(Exercise aim): Review the material line by line. Identify and copy every line that contains the string "statutaires".

(Supplied data):
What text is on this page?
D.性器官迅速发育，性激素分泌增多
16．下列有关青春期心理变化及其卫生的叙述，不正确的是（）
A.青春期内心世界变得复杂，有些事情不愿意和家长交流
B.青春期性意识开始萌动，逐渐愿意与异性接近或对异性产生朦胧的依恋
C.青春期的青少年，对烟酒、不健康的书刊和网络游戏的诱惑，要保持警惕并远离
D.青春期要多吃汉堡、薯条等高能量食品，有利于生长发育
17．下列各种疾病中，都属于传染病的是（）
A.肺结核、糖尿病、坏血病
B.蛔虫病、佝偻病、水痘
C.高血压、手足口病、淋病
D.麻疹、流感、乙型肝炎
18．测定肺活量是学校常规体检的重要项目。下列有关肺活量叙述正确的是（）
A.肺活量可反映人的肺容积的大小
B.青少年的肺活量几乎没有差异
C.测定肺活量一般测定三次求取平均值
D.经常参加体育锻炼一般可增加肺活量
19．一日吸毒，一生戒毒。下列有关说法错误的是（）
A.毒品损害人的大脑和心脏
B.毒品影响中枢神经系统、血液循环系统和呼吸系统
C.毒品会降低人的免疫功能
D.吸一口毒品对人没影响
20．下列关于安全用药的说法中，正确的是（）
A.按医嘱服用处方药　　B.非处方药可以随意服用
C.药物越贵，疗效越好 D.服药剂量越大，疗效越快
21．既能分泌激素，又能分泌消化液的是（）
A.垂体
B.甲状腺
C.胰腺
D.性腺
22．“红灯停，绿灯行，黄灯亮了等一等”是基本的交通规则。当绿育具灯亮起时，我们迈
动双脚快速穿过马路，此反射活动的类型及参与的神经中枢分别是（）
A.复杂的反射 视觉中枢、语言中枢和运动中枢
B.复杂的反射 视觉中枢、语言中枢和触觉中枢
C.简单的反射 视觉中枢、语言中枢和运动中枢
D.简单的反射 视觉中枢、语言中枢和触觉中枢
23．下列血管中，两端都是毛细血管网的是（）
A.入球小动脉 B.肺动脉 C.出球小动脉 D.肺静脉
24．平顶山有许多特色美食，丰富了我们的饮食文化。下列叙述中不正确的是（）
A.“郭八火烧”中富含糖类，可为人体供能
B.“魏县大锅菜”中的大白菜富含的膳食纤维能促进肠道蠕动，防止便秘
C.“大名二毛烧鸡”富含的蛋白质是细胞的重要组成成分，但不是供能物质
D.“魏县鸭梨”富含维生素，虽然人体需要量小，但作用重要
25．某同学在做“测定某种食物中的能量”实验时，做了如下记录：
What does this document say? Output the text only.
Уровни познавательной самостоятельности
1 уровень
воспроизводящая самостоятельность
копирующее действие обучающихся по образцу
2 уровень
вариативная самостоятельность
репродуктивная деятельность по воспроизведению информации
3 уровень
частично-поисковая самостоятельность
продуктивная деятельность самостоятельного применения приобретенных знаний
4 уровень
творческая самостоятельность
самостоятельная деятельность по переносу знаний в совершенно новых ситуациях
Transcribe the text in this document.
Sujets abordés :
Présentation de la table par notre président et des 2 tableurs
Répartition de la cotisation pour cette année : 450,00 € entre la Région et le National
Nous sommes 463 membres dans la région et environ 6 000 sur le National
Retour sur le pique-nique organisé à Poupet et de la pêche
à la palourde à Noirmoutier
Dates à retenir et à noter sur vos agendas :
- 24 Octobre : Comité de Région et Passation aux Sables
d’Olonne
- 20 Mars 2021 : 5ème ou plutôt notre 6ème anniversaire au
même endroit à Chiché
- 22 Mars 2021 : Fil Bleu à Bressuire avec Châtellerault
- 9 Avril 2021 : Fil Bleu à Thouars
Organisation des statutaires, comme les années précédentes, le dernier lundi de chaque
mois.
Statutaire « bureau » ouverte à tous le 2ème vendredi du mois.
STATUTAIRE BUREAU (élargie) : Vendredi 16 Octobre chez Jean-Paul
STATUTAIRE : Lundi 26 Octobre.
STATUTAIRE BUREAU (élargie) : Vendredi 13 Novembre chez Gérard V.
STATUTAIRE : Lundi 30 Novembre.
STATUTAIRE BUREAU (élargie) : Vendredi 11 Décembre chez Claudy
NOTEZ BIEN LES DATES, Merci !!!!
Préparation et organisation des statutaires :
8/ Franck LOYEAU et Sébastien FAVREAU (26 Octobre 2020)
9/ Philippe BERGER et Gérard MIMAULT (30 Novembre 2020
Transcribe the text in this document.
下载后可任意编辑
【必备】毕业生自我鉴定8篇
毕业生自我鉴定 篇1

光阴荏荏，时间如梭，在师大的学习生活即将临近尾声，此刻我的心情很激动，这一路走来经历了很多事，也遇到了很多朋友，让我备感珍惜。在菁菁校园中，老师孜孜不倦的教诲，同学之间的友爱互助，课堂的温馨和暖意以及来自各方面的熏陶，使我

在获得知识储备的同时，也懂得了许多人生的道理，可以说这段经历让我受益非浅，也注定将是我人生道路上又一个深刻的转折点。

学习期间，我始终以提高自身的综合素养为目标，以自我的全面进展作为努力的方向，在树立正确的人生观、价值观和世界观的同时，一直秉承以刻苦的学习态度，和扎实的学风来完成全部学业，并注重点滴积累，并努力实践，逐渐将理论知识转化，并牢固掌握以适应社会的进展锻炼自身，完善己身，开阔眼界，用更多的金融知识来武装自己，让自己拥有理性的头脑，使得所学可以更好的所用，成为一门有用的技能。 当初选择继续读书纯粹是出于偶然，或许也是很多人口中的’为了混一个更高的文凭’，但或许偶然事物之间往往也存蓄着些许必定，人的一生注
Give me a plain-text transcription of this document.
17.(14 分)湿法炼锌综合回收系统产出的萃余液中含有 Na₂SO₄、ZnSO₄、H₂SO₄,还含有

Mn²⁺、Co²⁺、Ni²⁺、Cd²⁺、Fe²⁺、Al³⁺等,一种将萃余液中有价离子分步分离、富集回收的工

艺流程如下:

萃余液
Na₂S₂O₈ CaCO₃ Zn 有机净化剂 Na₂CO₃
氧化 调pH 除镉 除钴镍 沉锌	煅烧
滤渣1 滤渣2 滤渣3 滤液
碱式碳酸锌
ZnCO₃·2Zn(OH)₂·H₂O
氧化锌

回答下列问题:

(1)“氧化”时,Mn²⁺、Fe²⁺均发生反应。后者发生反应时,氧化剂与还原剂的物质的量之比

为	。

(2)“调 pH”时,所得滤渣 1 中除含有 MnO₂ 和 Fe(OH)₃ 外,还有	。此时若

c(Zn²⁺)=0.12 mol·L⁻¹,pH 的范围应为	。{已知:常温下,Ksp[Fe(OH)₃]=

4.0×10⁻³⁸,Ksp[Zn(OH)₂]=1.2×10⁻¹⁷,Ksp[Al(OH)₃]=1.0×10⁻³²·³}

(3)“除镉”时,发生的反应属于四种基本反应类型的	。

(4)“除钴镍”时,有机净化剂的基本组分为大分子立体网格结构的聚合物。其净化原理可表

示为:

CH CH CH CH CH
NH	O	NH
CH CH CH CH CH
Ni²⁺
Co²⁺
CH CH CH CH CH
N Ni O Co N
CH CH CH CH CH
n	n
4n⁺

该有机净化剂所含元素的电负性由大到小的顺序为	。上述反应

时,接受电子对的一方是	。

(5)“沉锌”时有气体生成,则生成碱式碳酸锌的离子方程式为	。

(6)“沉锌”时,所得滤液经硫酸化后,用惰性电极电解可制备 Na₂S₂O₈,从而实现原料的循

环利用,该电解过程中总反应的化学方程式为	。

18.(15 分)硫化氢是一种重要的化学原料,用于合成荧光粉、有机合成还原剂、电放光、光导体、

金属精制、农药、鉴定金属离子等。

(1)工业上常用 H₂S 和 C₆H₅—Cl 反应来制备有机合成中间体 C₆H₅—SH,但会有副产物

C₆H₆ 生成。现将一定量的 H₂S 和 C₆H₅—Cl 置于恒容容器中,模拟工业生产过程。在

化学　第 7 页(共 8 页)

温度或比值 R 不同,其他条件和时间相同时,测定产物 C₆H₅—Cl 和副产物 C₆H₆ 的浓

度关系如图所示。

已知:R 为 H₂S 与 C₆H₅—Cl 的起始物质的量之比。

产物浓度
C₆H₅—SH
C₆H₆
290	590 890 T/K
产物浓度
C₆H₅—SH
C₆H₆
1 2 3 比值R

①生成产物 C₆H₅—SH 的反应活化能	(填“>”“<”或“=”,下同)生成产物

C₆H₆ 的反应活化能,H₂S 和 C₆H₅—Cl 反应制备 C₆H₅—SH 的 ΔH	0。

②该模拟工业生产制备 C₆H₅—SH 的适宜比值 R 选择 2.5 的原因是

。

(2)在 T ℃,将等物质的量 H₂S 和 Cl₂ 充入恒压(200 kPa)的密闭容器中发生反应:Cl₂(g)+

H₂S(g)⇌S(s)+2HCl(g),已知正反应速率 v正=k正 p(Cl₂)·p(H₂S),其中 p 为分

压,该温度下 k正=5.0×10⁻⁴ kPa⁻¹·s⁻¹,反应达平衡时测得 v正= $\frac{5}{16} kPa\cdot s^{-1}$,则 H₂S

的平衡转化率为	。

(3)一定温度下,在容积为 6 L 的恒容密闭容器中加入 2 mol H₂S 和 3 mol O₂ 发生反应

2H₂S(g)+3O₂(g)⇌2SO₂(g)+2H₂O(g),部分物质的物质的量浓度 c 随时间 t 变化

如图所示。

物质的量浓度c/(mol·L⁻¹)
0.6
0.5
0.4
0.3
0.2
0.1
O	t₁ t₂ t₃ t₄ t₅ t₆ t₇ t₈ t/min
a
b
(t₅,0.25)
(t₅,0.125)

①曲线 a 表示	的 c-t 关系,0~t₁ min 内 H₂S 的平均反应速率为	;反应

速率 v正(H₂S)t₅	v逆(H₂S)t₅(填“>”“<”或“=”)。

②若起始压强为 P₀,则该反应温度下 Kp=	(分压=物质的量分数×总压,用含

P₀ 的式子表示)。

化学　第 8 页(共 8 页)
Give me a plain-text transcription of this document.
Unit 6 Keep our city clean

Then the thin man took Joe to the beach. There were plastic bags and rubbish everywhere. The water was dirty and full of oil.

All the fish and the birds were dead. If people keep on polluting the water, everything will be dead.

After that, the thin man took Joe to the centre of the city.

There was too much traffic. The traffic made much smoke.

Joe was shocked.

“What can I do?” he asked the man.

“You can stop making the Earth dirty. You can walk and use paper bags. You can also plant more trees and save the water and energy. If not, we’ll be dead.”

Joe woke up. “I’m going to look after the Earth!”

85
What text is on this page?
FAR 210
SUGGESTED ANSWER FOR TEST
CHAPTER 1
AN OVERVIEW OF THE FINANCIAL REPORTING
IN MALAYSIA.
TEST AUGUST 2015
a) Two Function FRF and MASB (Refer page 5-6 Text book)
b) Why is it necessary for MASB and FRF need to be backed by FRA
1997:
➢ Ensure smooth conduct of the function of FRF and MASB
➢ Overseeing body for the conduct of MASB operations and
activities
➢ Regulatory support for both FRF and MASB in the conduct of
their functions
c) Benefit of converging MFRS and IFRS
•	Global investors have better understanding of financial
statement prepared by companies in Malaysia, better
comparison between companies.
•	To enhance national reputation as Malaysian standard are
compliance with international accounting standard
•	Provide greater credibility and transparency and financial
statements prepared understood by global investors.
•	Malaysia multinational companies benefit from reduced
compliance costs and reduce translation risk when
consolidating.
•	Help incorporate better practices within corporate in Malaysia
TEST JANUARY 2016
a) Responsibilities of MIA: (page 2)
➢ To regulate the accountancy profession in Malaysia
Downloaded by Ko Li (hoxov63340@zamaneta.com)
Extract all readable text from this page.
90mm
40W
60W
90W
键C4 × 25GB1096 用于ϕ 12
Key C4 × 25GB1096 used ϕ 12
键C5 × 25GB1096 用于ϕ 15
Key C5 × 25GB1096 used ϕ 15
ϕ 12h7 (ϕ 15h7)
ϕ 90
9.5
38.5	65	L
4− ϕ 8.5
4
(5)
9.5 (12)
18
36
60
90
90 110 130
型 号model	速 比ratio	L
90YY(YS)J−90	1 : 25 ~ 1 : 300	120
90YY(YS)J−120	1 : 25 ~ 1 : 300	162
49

(Expected output):
Organisation des statutaires, comme les années précédentes, le dernier lundi de chaque
Préparation et organisation des statutaires :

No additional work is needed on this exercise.